### Your goal:
Write out the entries again exactly as they are given.

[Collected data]

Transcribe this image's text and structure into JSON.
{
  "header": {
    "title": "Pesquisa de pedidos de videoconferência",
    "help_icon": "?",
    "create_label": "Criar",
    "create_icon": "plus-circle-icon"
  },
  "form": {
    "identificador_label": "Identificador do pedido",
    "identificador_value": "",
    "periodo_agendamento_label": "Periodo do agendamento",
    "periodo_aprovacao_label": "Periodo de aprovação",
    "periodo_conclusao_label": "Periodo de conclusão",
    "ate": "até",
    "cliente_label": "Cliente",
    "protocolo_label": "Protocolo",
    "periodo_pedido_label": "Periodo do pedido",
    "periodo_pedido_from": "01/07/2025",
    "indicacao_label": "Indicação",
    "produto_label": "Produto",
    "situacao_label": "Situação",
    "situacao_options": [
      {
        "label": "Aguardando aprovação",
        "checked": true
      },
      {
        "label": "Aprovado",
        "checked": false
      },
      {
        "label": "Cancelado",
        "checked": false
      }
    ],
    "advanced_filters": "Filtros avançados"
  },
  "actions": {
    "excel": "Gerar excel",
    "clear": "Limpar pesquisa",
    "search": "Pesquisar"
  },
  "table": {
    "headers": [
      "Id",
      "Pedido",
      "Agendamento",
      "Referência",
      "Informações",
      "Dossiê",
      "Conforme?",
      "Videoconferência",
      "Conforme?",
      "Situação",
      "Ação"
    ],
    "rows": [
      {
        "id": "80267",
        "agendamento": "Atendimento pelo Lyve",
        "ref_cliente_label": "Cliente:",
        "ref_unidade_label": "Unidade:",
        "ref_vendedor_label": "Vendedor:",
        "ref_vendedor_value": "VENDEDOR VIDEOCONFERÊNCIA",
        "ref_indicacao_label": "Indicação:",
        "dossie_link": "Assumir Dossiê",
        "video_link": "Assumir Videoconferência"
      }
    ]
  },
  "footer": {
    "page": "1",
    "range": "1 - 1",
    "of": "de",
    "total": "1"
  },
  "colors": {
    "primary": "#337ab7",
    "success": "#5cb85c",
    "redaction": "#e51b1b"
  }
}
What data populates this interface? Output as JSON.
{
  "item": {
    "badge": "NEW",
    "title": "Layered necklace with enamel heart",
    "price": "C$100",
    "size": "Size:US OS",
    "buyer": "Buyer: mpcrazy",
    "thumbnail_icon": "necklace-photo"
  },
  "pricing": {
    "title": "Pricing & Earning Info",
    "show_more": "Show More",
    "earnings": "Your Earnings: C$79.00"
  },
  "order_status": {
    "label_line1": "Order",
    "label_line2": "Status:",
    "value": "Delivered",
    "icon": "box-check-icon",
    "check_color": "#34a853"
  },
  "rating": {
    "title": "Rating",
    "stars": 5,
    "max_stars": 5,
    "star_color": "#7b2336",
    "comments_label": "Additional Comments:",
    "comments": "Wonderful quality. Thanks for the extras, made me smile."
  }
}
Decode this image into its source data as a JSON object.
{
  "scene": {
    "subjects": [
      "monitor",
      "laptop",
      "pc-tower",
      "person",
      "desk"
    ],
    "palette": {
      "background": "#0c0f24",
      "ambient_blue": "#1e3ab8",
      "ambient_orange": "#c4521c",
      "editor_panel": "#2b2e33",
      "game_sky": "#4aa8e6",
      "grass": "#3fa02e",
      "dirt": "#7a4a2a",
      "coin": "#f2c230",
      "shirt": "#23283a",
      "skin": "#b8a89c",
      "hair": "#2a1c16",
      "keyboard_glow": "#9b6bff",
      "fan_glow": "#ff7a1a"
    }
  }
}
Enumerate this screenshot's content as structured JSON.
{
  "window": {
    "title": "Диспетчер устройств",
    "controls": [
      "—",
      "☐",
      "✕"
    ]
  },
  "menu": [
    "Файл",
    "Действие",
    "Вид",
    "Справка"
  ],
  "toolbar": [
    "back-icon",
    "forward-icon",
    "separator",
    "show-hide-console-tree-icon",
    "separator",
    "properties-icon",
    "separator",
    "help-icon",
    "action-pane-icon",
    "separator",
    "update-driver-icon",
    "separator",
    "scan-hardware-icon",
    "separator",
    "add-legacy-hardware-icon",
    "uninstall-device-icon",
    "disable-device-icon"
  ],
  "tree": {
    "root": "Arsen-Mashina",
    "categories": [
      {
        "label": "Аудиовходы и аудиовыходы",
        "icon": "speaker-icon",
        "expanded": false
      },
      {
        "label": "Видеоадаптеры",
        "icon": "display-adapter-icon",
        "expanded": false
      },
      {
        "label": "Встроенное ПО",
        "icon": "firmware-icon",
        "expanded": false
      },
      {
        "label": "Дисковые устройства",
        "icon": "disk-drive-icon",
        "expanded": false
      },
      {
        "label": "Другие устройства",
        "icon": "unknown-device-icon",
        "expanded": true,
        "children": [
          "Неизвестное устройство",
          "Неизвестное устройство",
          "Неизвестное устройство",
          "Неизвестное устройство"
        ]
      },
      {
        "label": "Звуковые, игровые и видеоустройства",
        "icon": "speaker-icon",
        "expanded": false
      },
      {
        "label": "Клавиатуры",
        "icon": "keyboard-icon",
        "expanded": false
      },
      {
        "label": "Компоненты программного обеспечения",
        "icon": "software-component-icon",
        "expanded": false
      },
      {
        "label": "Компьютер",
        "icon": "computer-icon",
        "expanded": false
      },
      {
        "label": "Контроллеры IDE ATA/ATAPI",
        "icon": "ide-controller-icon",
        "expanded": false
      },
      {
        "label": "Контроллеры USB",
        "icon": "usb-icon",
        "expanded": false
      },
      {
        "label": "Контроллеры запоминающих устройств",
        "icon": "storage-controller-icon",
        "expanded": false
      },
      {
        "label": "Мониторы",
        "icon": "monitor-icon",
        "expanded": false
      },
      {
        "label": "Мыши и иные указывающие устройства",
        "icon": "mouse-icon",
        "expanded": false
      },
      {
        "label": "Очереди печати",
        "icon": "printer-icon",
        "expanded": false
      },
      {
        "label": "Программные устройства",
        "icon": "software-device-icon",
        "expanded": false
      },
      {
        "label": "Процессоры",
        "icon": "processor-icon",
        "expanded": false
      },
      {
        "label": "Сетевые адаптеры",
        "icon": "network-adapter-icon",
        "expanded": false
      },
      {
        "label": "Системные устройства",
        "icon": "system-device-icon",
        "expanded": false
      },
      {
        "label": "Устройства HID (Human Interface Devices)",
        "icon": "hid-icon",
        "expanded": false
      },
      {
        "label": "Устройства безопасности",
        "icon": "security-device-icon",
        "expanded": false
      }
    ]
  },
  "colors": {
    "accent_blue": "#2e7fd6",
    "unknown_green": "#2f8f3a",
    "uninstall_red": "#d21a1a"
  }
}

### Solved problem:
Transcribe this image's text and structure into JSON.
{
  "header": {
    "title": "Pesquisa de pedidos de videoconferência",
    "help_icon": "?",
    "create_label": "Criar",
    "create_icon": "plus-circle-icon"
  },
  "form": {
    "identificador_label": "Identificador do pedido",
    "identificador_value": "",
    "periodo_agendamento_label": "Periodo do agendamento",
    "periodo_aprovacao_label": "Periodo de aprovação",
    "periodo_conclusao_label": "Periodo de conclusão",
    "ate": "até",
    "cliente_label": "Cliente",
    "protocolo_label": "Protocolo",
    "periodo_pedido_label": "Periodo do pedido",
    "periodo_pedido_from": "01/07/2025",
    "indicacao_label": "Indicação",
    "produto_label": "Produto",
    "situacao_label": "Situação",
    "situacao_options": [
      {
        "label": "Aguardando aprovação",
        "checked": true
      },
      {
        "label": "Aprovado",
        "checked": false
      },
      {
        "label": "Cancelado",
        "checked": false
      }
    ],
    "advanced_filters": "Filtros avançados"
  },
  "actions": {
    "excel": "Gerar excel",
    "clear": "Limpar pesquisa",
    "search": "Pesquisar"
  },
  "table": {
    "headers": [
      "Id",
      "Pedido",
      "Agendamento",
      "Referência",
      "Informações",
      "Dossiê",
      "Conforme?",
      "Videoconferência",
      "Conforme?",
      "Situação",
      "Ação"
    ],
    "rows": [
      {
        "id": "80267",
        "agendamento": "Atendimento pelo Lyve",
        "ref_cliente_label": "Cliente:",
        "ref_unidade_label": "Unidade:",
        "ref_vendedor_label": "Vendedor:",
        "ref_vendedor_value": "VENDEDOR VIDEOCONFERÊNCIA",
        "ref_indicacao_label": "Indicação:",
        "dossie_link": "Assumir Dossiê",
        "video_link": "Assumir Videoconferência"
      }
    ]
  },
  "footer": {
    "page": "1",
    "range": "1 - 1",
    "of": "de",
    "total": "1"
  },
  "colors": {
    "primary": "#337ab7",
    "success": "#5cb85c",
    "redaction": "#e51b1b"
  }
}
What data populates this interface? Output as JSON.
{
  "item": {
    "badge": "NEW",
    "title": "Layered necklace with enamel heart",
    "price": "C$100",
    "size": "Size:US OS",
    "buyer": "Buyer: mpcrazy",
    "thumbnail_icon": "necklace-photo"
  },
  "pricing": {
    "title": "Pricing & Earning Info",
    "show_more": "Show More",
    "earnings": "Your Earnings: C$79.00"
  },
  "order_status": {
    "label_line1": "Order",
    "label_line2": "Status:",
    "value": "Delivered",
    "icon": "box-check-icon",
    "check_color": "#34a853"
  },
  "rating": {
    "title": "Rating",
    "stars": 5,
    "max_stars": 5,
    "star_color": "#7b2336",
    "comments_label": "Additional Comments:",
    "comments": "Wonderful quality. Thanks for the extras, made me smile."
  }
}
Decode this image into its source data as a JSON object.
{
  "scene": {
    "subjects": [
      "monitor",
      "laptop",
      "pc-tower",
      "person",
      "desk"
    ],
    "palette": {
      "background": "#0c0f24",
      "ambient_blue": "#1e3ab8",
      "ambient_orange": "#c4521c",
      "editor_panel": "#2b2e33",
      "game_sky": "#4aa8e6",
      "grass": "#3fa02e",
      "dirt": "#7a4a2a",
      "coin": "#f2c230",
      "shirt": "#23283a",
      "skin": "#b8a89c",
      "hair": "#2a1c16",
      "keyboard_glow": "#9b6bff",
      "fan_glow": "#ff7a1a"
    }
  }
}
Enumerate this screenshot's content as structured JSON.
{
  "window": {
    "title": "Диспетчер устройств",
    "controls": [
      "—",
      "☐",
      "✕"
    ]
  },
  "menu": [
    "Файл",
    "Действие",
    "Вид",
    "Справка"
  ],
  "toolbar": [
    "back-icon",
    "forward-icon",
    "separator",
    "show-hide-console-tree-icon",
    "separator",
    "properties-icon",
    "separator",
    "help-icon",
    "action-pane-icon",
    "separator",
    "update-driver-icon",
    "separator",
    "scan-hardware-icon",
    "separator",
    "add-legacy-hardware-icon",
    "uninstall-device-icon",
    "disable-device-icon"
  ],
  "tree": {
    "root": "Arsen-Mashina",
    "categories": [
      {
        "label": "Аудиовходы и аудиовыходы",
        "icon": "speaker-icon",
        "expanded": false
      },
      {
        "label": "Видеоадаптеры",
        "icon": "display-adapter-icon",
        "expanded": false
      },
      {
        "label": "Встроенное ПО",
        "icon": "firmware-icon",
        "expanded": false
      },
      {
        "label": "Дисковые устройства",
        "icon": "disk-drive-icon",
        "expanded": false
      },
      {
        "label": "Другие устройства",
        "icon": "unknown-device-icon",
        "expanded": true,
        "children": [
          "Неизвестное устройство",
          "Неизвестное устройство",
          "Неизвестное устройство",
          "Неизвестное устройство"
        ]
      },
      {
        "label": "Звуковые, игровые и видеоустройства",
        "icon": "speaker-icon",
        "expanded": false
      },
      {
        "label": "Клавиатуры",
        "icon": "keyboard-icon",
        "expanded": false
      },
      {
        "label": "Компоненты программного обеспечения",
        "icon": "software-component-icon",
        "expanded": false
      },
      {
        "label": "Компьютер",
        "icon": "computer-icon",
        "expanded": false
      },
      {
        "label": "Контроллеры IDE ATA/ATAPI",
        "icon": "ide-controller-icon",
        "expanded": false
      },
      {
        "label": "Контроллеры USB",
        "icon": "usb-icon",
        "expanded": false
      },
      {
        "label": "Контроллеры запоминающих устройств",
        "icon": "storage-controller-icon",
        "expanded": false
      },
      {
        "label": "Мониторы",
        "icon": "monitor-icon",
        "expanded": false
      },
      {
        "label": "Мыши и иные указывающие устройства",
        "icon": "mouse-icon",
        "expanded": false
      },
      {
        "label": "Очереди печати",
        "icon": "printer-icon",
        "expanded": false
      },
      {
        "label": "Программные устройства",
        "icon": "software-device-icon",
        "expanded": false
      },
      {
        "label": "Процессоры",
        "icon": "processor-icon",
        "expanded": false
      },
      {
        "label": "Сетевые адаптеры",
        "icon": "network-adapter-icon",
        "expanded": false
      },
      {
        "label": "Системные устройства",
        "icon": "system-device-icon",
        "expanded": false
      },
      {
        "label": "Устройства HID (Human Interface Devices)",
        "icon": "hid-icon",
        "expanded": false
      },
      {
        "label": "Устройства безопасности",
        "icon": "security-device-icon",
        "expanded": false
      }
    ]
  },
  "colors": {
    "accent_blue": "#2e7fd6",
    "unknown_green": "#2f8f3a",
    "uninstall_red": "#d21a1a"
  }
}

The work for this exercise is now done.